> _WHAT TO PRODUCE_
Give the number of lines in the records below that include "alimentación". Reply with that number alone.

> _RAW RECORDS_
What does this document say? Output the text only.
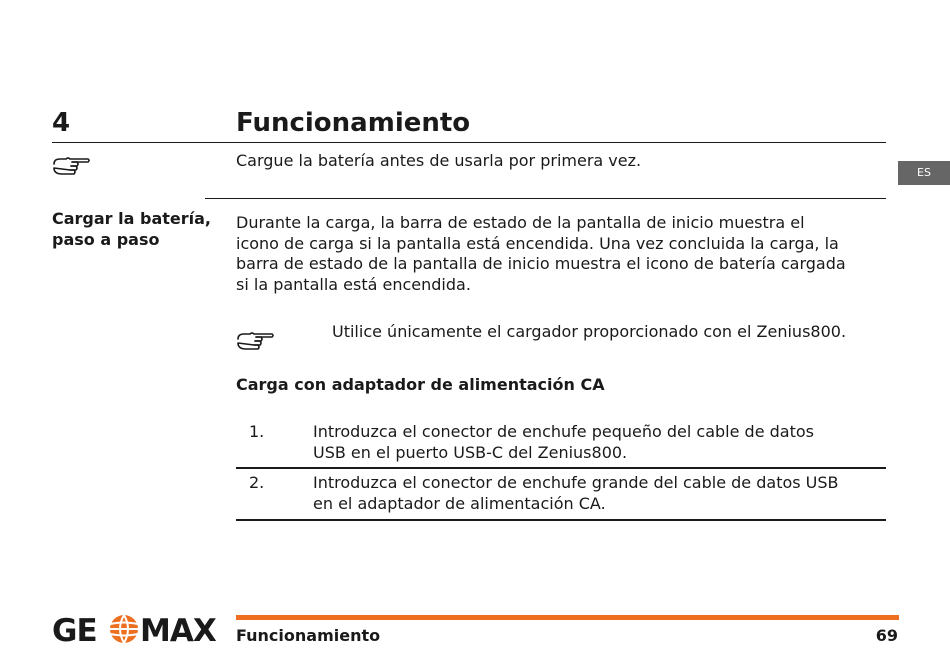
4	Funcionamiento
Cargue la batería antes de usarla por primera vez.
Cargar la batería,
paso a paso
Durante la carga, la barra de estado de la pantalla de inicio muestra el
icono de carga si la pantalla está encendida. Una vez concluida la carga, la
barra de estado de la pantalla de inicio muestra el icono de batería cargada
si la pantalla está encendida.
Utilice únicamente el cargador proporcionado con el Zenius800.
Carga con adaptador de alimentación CA
1.	Introduzca el conector de enchufe pequeño del cable de datos
USB en el puerto USB-C del Zenius800.
2.	Introduzca el conector de enchufe grande del cable de datos USB
en el adaptador de alimentación CA.
ES
GE MAX Funcionamiento	69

> _WRITTEN SOLUTION_
2